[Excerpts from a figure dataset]
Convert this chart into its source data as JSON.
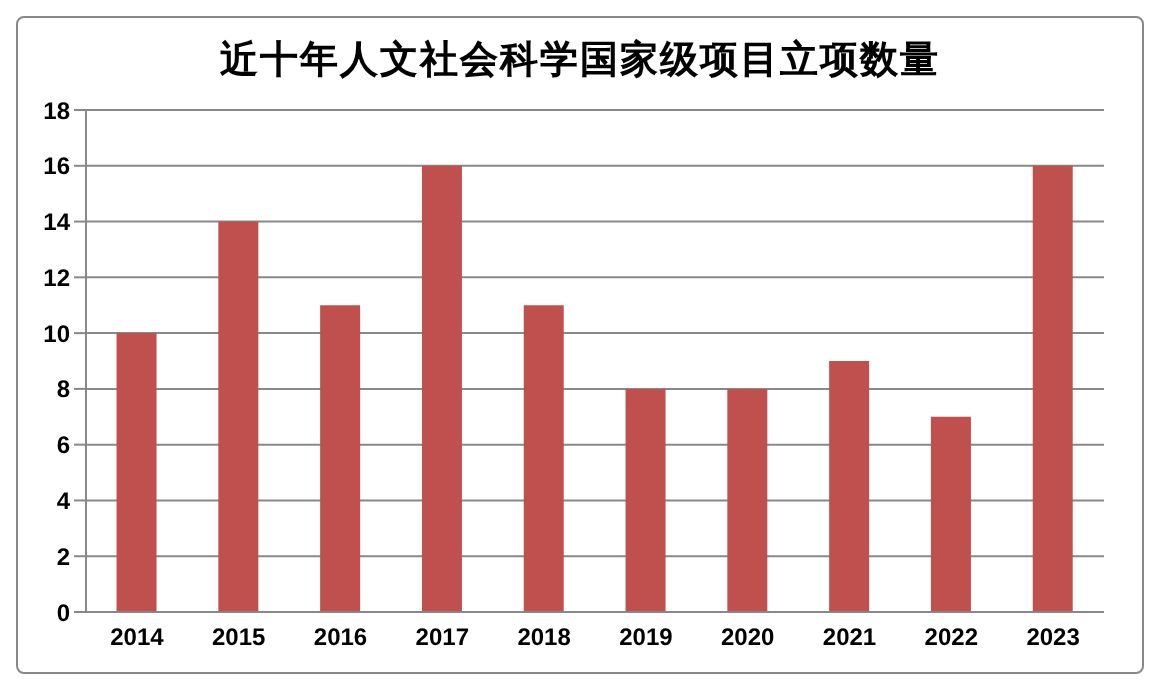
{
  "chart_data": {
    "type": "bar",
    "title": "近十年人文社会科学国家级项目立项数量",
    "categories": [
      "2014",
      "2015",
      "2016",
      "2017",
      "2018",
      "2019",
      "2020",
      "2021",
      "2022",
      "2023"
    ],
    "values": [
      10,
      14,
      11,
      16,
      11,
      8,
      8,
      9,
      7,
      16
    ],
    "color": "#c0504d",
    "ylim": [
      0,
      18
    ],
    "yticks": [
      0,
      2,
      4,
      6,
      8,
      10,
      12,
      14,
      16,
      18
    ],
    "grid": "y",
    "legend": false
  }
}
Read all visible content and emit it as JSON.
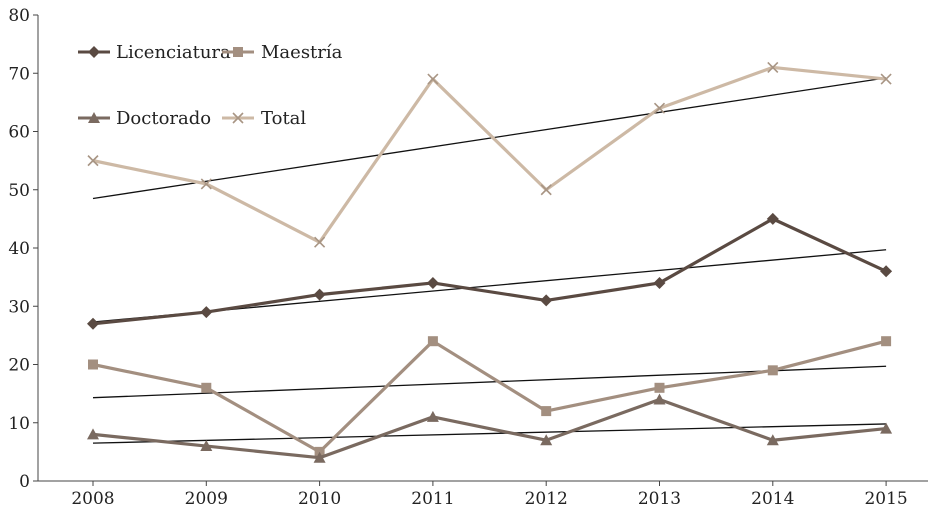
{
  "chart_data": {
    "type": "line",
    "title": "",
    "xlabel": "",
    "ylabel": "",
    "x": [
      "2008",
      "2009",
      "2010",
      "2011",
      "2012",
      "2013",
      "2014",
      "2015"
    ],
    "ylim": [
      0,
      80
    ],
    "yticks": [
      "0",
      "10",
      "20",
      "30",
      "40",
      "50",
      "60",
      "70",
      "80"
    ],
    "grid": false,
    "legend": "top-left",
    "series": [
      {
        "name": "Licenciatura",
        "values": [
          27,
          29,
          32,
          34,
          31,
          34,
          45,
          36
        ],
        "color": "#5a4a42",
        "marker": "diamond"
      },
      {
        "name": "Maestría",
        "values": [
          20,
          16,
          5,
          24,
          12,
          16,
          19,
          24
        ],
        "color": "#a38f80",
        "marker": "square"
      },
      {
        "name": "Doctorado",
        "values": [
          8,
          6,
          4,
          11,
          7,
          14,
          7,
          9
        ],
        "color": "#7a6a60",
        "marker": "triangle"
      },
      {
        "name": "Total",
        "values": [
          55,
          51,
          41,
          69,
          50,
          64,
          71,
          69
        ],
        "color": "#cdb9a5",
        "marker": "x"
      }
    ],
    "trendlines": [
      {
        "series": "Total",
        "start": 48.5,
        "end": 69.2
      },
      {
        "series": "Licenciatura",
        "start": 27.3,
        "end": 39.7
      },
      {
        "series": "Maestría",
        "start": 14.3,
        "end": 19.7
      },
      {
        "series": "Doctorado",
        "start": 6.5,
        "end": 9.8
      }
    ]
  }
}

What you will do:
Set down every record once more, word for word, without pictures.

Correct answer:
Convert this chart into its source data as JSON.
{
  "chart_data": {
    "type": "bar",
    "title": "近十年人文社会科学国家级项目立项数量",
    "categories": [
      "2014",
      "2015",
      "2016",
      "2017",
      "2018",
      "2019",
      "2020",
      "2021",
      "2022",
      "2023"
    ],
    "values": [
      10,
      14,
      11,
      16,
      11,
      8,
      8,
      9,
      7,
      16
    ],
    "color": "#c0504d",
    "ylim": [
      0,
      18
    ],
    "yticks": [
      0,
      2,
      4,
      6,
      8,
      10,
      12,
      14,
      16,
      18
    ],
    "grid": "y",
    "legend": false
  }
}
Read all visible content and emit it as JSON.
{
  "chart_data": {
    "type": "line",
    "title": "",
    "xlabel": "",
    "ylabel": "",
    "x": [
      "2008",
      "2009",
      "2010",
      "2011",
      "2012",
      "2013",
      "2014",
      "2015"
    ],
    "ylim": [
      0,
      80
    ],
    "yticks": [
      "0",
      "10",
      "20",
      "30",
      "40",
      "50",
      "60",
      "70",
      "80"
    ],
    "grid": false,
    "legend": "top-left",
    "series": [
      {
        "name": "Licenciatura",
        "values": [
          27,
          29,
          32,
          34,
          31,
          34,
          45,
          36
        ],
        "color": "#5a4a42",
        "marker": "diamond"
      },
      {
        "name": "Maestría",
        "values": [
          20,
          16,
          5,
          24,
          12,
          16,
          19,
          24
        ],
        "color": "#a38f80",
        "marker": "square"
      },
      {
        "name": "Doctorado",
        "values": [
          8,
          6,
          4,
          11,
          7,
          14,
          7,
          9
        ],
        "color": "#7a6a60",
        "marker": "triangle"
      },
      {
        "name": "Total",
        "values": [
          55,
          51,
          41,
          69,
          50,
          64,
          71,
          69
        ],
        "color": "#cdb9a5",
        "marker": "x"
      }
    ],
    "trendlines": [
      {
        "series": "Total",
        "start": 48.5,
        "end": 69.2
      },
      {
        "series": "Licenciatura",
        "start": 27.3,
        "end": 39.7
      },
      {
        "series": "Maestría",
        "start": 14.3,
        "end": 19.7
      },
      {
        "series": "Doctorado",
        "start": 6.5,
        "end": 9.8
      }
    ]
  }
}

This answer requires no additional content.